Information shown
▬▬▬▬▬▬

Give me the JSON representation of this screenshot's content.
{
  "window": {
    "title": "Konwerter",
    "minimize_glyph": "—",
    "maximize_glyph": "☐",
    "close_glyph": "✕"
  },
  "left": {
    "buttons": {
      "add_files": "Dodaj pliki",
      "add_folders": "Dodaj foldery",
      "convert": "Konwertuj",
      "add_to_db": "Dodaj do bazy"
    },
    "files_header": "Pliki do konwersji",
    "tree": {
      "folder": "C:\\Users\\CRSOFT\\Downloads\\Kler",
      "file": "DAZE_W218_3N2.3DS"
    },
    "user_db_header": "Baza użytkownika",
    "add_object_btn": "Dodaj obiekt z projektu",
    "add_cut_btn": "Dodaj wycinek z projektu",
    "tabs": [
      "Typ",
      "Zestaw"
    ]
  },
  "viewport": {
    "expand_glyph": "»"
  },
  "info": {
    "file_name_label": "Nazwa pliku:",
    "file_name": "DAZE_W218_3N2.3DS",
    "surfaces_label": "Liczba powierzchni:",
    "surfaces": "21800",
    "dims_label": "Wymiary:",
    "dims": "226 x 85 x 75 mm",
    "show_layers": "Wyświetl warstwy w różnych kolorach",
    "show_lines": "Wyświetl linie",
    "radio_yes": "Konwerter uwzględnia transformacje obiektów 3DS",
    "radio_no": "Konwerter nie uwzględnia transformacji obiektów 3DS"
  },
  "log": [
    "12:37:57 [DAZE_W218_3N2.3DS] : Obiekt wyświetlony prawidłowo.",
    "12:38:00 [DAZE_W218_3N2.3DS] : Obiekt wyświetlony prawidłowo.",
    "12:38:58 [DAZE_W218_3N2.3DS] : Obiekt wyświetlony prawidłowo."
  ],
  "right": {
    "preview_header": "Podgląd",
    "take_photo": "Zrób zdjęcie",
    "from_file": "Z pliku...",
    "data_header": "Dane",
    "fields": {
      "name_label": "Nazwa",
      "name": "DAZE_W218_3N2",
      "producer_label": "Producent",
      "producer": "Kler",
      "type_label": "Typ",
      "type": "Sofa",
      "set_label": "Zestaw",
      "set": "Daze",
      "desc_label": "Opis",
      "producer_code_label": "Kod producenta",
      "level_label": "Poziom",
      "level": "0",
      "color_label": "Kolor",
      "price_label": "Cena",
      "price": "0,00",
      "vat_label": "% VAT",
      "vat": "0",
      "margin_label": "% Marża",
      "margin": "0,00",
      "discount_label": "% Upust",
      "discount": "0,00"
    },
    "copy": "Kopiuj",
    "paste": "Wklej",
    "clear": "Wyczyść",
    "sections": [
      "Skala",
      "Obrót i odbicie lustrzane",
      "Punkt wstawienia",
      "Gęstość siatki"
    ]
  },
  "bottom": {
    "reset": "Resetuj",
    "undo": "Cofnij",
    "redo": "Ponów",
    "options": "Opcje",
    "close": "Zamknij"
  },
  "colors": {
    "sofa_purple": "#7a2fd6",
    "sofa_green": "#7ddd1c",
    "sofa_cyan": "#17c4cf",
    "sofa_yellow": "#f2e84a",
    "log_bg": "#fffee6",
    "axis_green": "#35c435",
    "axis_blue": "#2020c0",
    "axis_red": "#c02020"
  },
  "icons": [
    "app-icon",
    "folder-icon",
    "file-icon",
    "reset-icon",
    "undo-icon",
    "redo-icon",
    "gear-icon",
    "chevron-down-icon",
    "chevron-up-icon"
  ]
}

▬▬▬▬▬▬

What to do
Copy out the whole listing exactly; please set it all down.

Output
Give me the JSON representation of this screenshot's content.
{
  "window": {
    "title": "Konwerter",
    "minimize_glyph": "—",
    "maximize_glyph": "☐",
    "close_glyph": "✕"
  },
  "left": {
    "buttons": {
      "add_files": "Dodaj pliki",
      "add_folders": "Dodaj foldery",
      "convert": "Konwertuj",
      "add_to_db": "Dodaj do bazy"
    },
    "files_header": "Pliki do konwersji",
    "tree": {
      "folder": "C:\\Users\\CRSOFT\\Downloads\\Kler",
      "file": "DAZE_W218_3N2.3DS"
    },
    "user_db_header": "Baza użytkownika",
    "add_object_btn": "Dodaj obiekt z projektu",
    "add_cut_btn": "Dodaj wycinek z projektu",
    "tabs": [
      "Typ",
      "Zestaw"
    ]
  },
  "viewport": {
    "expand_glyph": "»"
  },
  "info": {
    "file_name_label": "Nazwa pliku:",
    "file_name": "DAZE_W218_3N2.3DS",
    "surfaces_label": "Liczba powierzchni:",
    "surfaces": "21800",
    "dims_label": "Wymiary:",
    "dims": "226 x 85 x 75 mm",
    "show_layers": "Wyświetl warstwy w różnych kolorach",
    "show_lines": "Wyświetl linie",
    "radio_yes": "Konwerter uwzględnia transformacje obiektów 3DS",
    "radio_no": "Konwerter nie uwzględnia transformacji obiektów 3DS"
  },
  "log": [
    "12:37:57 [DAZE_W218_3N2.3DS] : Obiekt wyświetlony prawidłowo.",
    "12:38:00 [DAZE_W218_3N2.3DS] : Obiekt wyświetlony prawidłowo.",
    "12:38:58 [DAZE_W218_3N2.3DS] : Obiekt wyświetlony prawidłowo."
  ],
  "right": {
    "preview_header": "Podgląd",
    "take_photo": "Zrób zdjęcie",
    "from_file": "Z pliku...",
    "data_header": "Dane",
    "fields": {
      "name_label": "Nazwa",
      "name": "DAZE_W218_3N2",
      "producer_label": "Producent",
      "producer": "Kler",
      "type_label": "Typ",
      "type": "Sofa",
      "set_label": "Zestaw",
      "set": "Daze",
      "desc_label": "Opis",
      "producer_code_label": "Kod producenta",
      "level_label": "Poziom",
      "level": "0",
      "color_label": "Kolor",
      "price_label": "Cena",
      "price": "0,00",
      "vat_label": "% VAT",
      "vat": "0",
      "margin_label": "% Marża",
      "margin": "0,00",
      "discount_label": "% Upust",
      "discount": "0,00"
    },
    "copy": "Kopiuj",
    "paste": "Wklej",
    "clear": "Wyczyść",
    "sections": [
      "Skala",
      "Obrót i odbicie lustrzane",
      "Punkt wstawienia",
      "Gęstość siatki"
    ]
  },
  "bottom": {
    "reset": "Resetuj",
    "undo": "Cofnij",
    "redo": "Ponów",
    "options": "Opcje",
    "close": "Zamknij"
  },
  "colors": {
    "sofa_purple": "#7a2fd6",
    "sofa_green": "#7ddd1c",
    "sofa_cyan": "#17c4cf",
    "sofa_yellow": "#f2e84a",
    "log_bg": "#fffee6",
    "axis_green": "#35c435",
    "axis_blue": "#2020c0",
    "axis_red": "#c02020"
  },
  "icons": [
    "app-icon",
    "folder-icon",
    "file-icon",
    "reset-icon",
    "undo-icon",
    "redo-icon",
    "gear-icon",
    "chevron-down-icon",
    "chevron-up-icon"
  ]
}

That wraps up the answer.